━━━━━ Entries shown ━━━━━

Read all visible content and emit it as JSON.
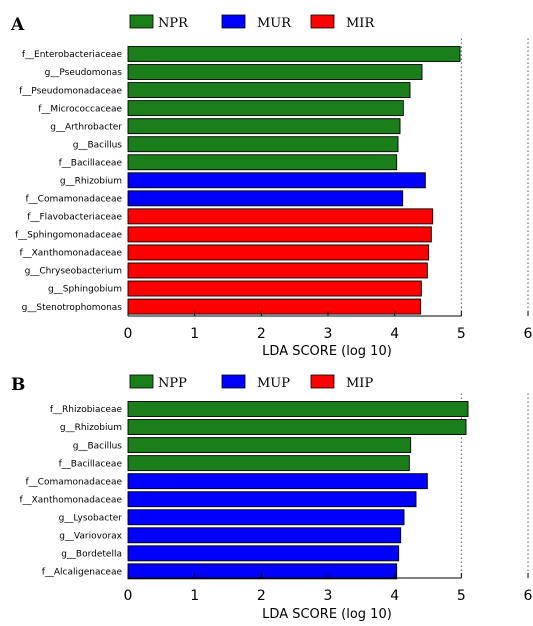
{
  "chart_data": [
    {
      "type": "bar",
      "orientation": "horizontal",
      "panel_label": "A",
      "xlabel": "LDA SCORE (log 10)",
      "xlim": [
        0,
        6
      ],
      "xticks": [
        "0",
        "1",
        "2",
        "3",
        "4",
        "5",
        "6"
      ],
      "grid": "vertical dotted",
      "legend_position": "top",
      "groups": [
        {
          "name": "NPR",
          "color": "#1a7f1a"
        },
        {
          "name": "MUR",
          "color": "#0000ff"
        },
        {
          "name": "MIR",
          "color": "#ff0000"
        }
      ],
      "bars": [
        {
          "label": "f__Enterobacteriaceae",
          "value": 4.98,
          "group": "NPR"
        },
        {
          "label": "g__Pseudomonas",
          "value": 4.41,
          "group": "NPR"
        },
        {
          "label": "f__Pseudomonadaceae",
          "value": 4.23,
          "group": "NPR"
        },
        {
          "label": "f__Micrococcaceae",
          "value": 4.13,
          "group": "NPR"
        },
        {
          "label": "g__Arthrobacter",
          "value": 4.08,
          "group": "NPR"
        },
        {
          "label": "g__Bacillus",
          "value": 4.05,
          "group": "NPR"
        },
        {
          "label": "f__Bacillaceae",
          "value": 4.03,
          "group": "NPR"
        },
        {
          "label": "g__Rhizobium",
          "value": 4.46,
          "group": "MUR"
        },
        {
          "label": "f__Comamonadaceae",
          "value": 4.12,
          "group": "MUR"
        },
        {
          "label": "f__Flavobacteriaceae",
          "value": 4.57,
          "group": "MIR"
        },
        {
          "label": "f__Sphingomonadaceae",
          "value": 4.55,
          "group": "MIR"
        },
        {
          "label": "f__Xanthomonadaceae",
          "value": 4.51,
          "group": "MIR"
        },
        {
          "label": "g__Chryseobacterium",
          "value": 4.49,
          "group": "MIR"
        },
        {
          "label": "g__Sphingobium",
          "value": 4.4,
          "group": "MIR"
        },
        {
          "label": "g__Stenotrophomonas",
          "value": 4.39,
          "group": "MIR"
        }
      ]
    },
    {
      "type": "bar",
      "orientation": "horizontal",
      "panel_label": "B",
      "xlabel": "LDA SCORE (log 10)",
      "xlim": [
        0,
        6
      ],
      "xticks": [
        "0",
        "1",
        "2",
        "3",
        "4",
        "5",
        "6"
      ],
      "grid": "vertical dotted",
      "legend_position": "top",
      "groups": [
        {
          "name": "NPP",
          "color": "#1a7f1a"
        },
        {
          "name": "MUP",
          "color": "#0000ff"
        },
        {
          "name": "MIP",
          "color": "#ff0000"
        }
      ],
      "bars": [
        {
          "label": "f__Rhizobiaceae",
          "value": 5.1,
          "group": "NPP"
        },
        {
          "label": "g__Rhizobium",
          "value": 5.07,
          "group": "NPP"
        },
        {
          "label": "g__Bacillus",
          "value": 4.24,
          "group": "NPP"
        },
        {
          "label": "f__Bacillaceae",
          "value": 4.22,
          "group": "NPP"
        },
        {
          "label": "f__Comamonadaceae",
          "value": 4.49,
          "group": "MUP"
        },
        {
          "label": "f__Xanthomonadaceae",
          "value": 4.32,
          "group": "MUP"
        },
        {
          "label": "g__Lysobacter",
          "value": 4.14,
          "group": "MUP"
        },
        {
          "label": "g__Variovorax",
          "value": 4.09,
          "group": "MUP"
        },
        {
          "label": "g__Bordetella",
          "value": 4.06,
          "group": "MUP"
        },
        {
          "label": "f__Alcaligenaceae",
          "value": 4.03,
          "group": "MUP"
        }
      ]
    }
  ]
}
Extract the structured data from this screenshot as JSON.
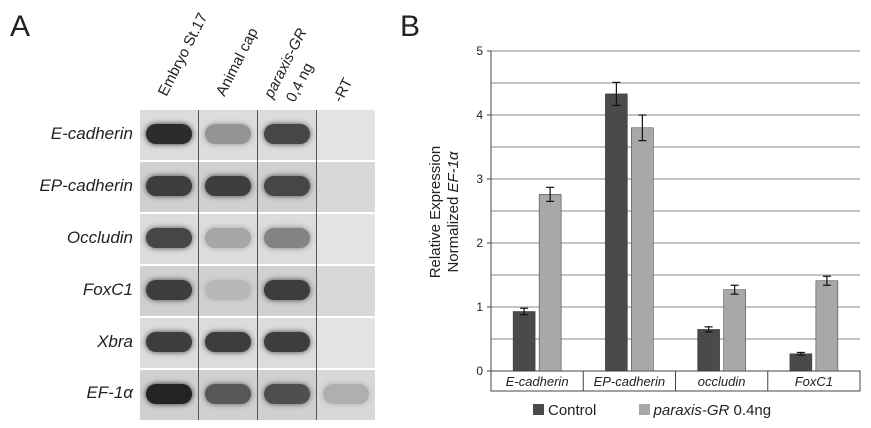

━━━━━

Write every line of the data out again exactly, leaving out all images.

_Written answer_.
Read all visible content and emit it as JSON.
{
  "chart_data": [
    {
      "type": "bar",
      "orientation": "horizontal",
      "panel_label": "A",
      "xlabel": "LDA SCORE (log 10)",
      "xlim": [
        0,
        6
      ],
      "xticks": [
        "0",
        "1",
        "2",
        "3",
        "4",
        "5",
        "6"
      ],
      "grid": "vertical dotted",
      "legend_position": "top",
      "groups": [
        {
          "name": "NPR",
          "color": "#1a7f1a"
        },
        {
          "name": "MUR",
          "color": "#0000ff"
        },
        {
          "name": "MIR",
          "color": "#ff0000"
        }
      ],
      "bars": [
        {
          "label": "f__Enterobacteriaceae",
          "value": 4.98,
          "group": "NPR"
        },
        {
          "label": "g__Pseudomonas",
          "value": 4.41,
          "group": "NPR"
        },
        {
          "label": "f__Pseudomonadaceae",
          "value": 4.23,
          "group": "NPR"
        },
        {
          "label": "f__Micrococcaceae",
          "value": 4.13,
          "group": "NPR"
        },
        {
          "label": "g__Arthrobacter",
          "value": 4.08,
          "group": "NPR"
        },
        {
          "label": "g__Bacillus",
          "value": 4.05,
          "group": "NPR"
        },
        {
          "label": "f__Bacillaceae",
          "value": 4.03,
          "group": "NPR"
        },
        {
          "label": "g__Rhizobium",
          "value": 4.46,
          "group": "MUR"
        },
        {
          "label": "f__Comamonadaceae",
          "value": 4.12,
          "group": "MUR"
        },
        {
          "label": "f__Flavobacteriaceae",
          "value": 4.57,
          "group": "MIR"
        },
        {
          "label": "f__Sphingomonadaceae",
          "value": 4.55,
          "group": "MIR"
        },
        {
          "label": "f__Xanthomonadaceae",
          "value": 4.51,
          "group": "MIR"
        },
        {
          "label": "g__Chryseobacterium",
          "value": 4.49,
          "group": "MIR"
        },
        {
          "label": "g__Sphingobium",
          "value": 4.4,
          "group": "MIR"
        },
        {
          "label": "g__Stenotrophomonas",
          "value": 4.39,
          "group": "MIR"
        }
      ]
    },
    {
      "type": "bar",
      "orientation": "horizontal",
      "panel_label": "B",
      "xlabel": "LDA SCORE (log 10)",
      "xlim": [
        0,
        6
      ],
      "xticks": [
        "0",
        "1",
        "2",
        "3",
        "4",
        "5",
        "6"
      ],
      "grid": "vertical dotted",
      "legend_position": "top",
      "groups": [
        {
          "name": "NPP",
          "color": "#1a7f1a"
        },
        {
          "name": "MUP",
          "color": "#0000ff"
        },
        {
          "name": "MIP",
          "color": "#ff0000"
        }
      ],
      "bars": [
        {
          "label": "f__Rhizobiaceae",
          "value": 5.1,
          "group": "NPP"
        },
        {
          "label": "g__Rhizobium",
          "value": 5.07,
          "group": "NPP"
        },
        {
          "label": "g__Bacillus",
          "value": 4.24,
          "group": "NPP"
        },
        {
          "label": "f__Bacillaceae",
          "value": 4.22,
          "group": "NPP"
        },
        {
          "label": "f__Comamonadaceae",
          "value": 4.49,
          "group": "MUP"
        },
        {
          "label": "f__Xanthomonadaceae",
          "value": 4.32,
          "group": "MUP"
        },
        {
          "label": "g__Lysobacter",
          "value": 4.14,
          "group": "MUP"
        },
        {
          "label": "g__Variovorax",
          "value": 4.09,
          "group": "MUP"
        },
        {
          "label": "g__Bordetella",
          "value": 4.06,
          "group": "MUP"
        },
        {
          "label": "f__Alcaligenaceae",
          "value": 4.03,
          "group": "MUP"
        }
      ]
    }
  ]
}
Extract the structured data from this screenshot as JSON.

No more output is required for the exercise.